Reproduce the records below with every "Experiment" changed to "Test Data" and everything else left as it is. Omit the pictures.
---------- INPUT DATA
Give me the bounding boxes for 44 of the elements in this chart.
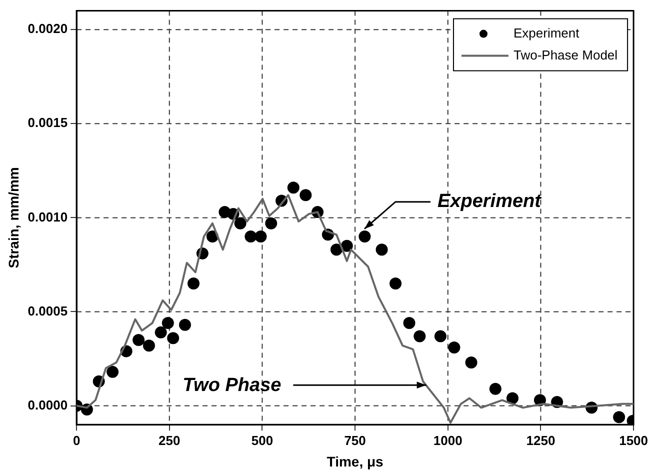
annotation: Two Phase [182,375,282,396]
point [489,382,502,395]
point [254,230,267,243]
point [132,334,145,346]
y-tick-label: 0.0020 [28,21,68,36]
point [434,330,446,342]
x-tick-label: 250 [158,432,180,448]
point [414,330,426,342]
x-tick-label: 500 [251,432,274,448]
point [340,240,353,252]
annotation: Experiment [437,190,542,212]
point [465,356,478,369]
point [142,340,155,352]
y-tick-label: 0.0010 [28,209,68,224]
point [234,217,246,230]
point [613,411,626,424]
point [330,244,342,256]
x-tick-label: 1000 [433,432,462,448]
point [376,244,388,256]
point [154,326,167,338]
legend-label: Two-Phase Model [513,47,618,62]
point [162,317,174,330]
x-tick-label: 0 [72,432,80,448]
point [287,182,300,194]
point [403,317,416,330]
point [167,332,180,344]
x-tick-label: 1250 [526,432,556,448]
point [106,366,119,378]
x-tick-label: 1500 [619,432,648,448]
y-tick-label: 0.0005 [28,303,68,318]
x-tick-label: 750 [344,432,366,448]
point [178,318,191,331]
point [300,189,312,202]
y-tick-label: 0.0015 [28,115,68,130]
point [188,278,200,290]
point [244,230,257,243]
y-axis-title: Strain, mm/mm [5,167,22,268]
point [448,341,460,354]
y-tick-label: 0.0000 [28,397,68,412]
point [358,230,371,243]
point [265,217,278,230]
legend-label: Experiment [513,25,580,40]
x-axis-title: Time, μs [326,453,384,470]
point [390,278,402,290]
--------------------
(CORRECT ANSWER)
Give me the bounding boxes for 44 of the elements in this chart.
annotation: Two Phase [182,375,282,396]
point [489,382,502,395]
point [254,230,267,243]
point [132,334,145,346]
y-tick-label: 0.0020 [28,21,68,36]
point [434,330,446,342]
x-tick-label: 250 [158,432,180,448]
point [414,330,426,342]
x-tick-label: 500 [251,432,274,448]
point [340,240,353,252]
annotation: Test Data [437,190,542,212]
point [465,356,478,369]
point [142,340,155,352]
y-tick-label: 0.0010 [28,209,68,224]
point [234,217,246,230]
point [613,411,626,424]
point [330,244,342,256]
x-tick-label: 1000 [433,432,462,448]
point [376,244,388,256]
point [154,326,167,338]
legend-label: Two-Phase Model [513,47,618,62]
point [162,317,174,330]
x-tick-label: 0 [72,432,80,448]
point [287,182,300,194]
point [403,317,416,330]
point [167,332,180,344]
x-tick-label: 1250 [526,432,556,448]
point [106,366,119,378]
x-tick-label: 1500 [619,432,648,448]
y-tick-label: 0.0005 [28,303,68,318]
x-tick-label: 750 [344,432,366,448]
point [178,318,191,331]
point [300,189,312,202]
y-tick-label: 0.0015 [28,115,68,130]
point [188,278,200,290]
point [244,230,257,243]
y-axis-title: Strain, mm/mm [5,167,22,268]
point [448,341,460,354]
y-tick-label: 0.0000 [28,397,68,412]
point [358,230,371,243]
point [265,217,278,230]
legend-label: Test Data [513,25,580,40]
x-axis-title: Time, μs [326,453,384,470]
point [390,278,402,290]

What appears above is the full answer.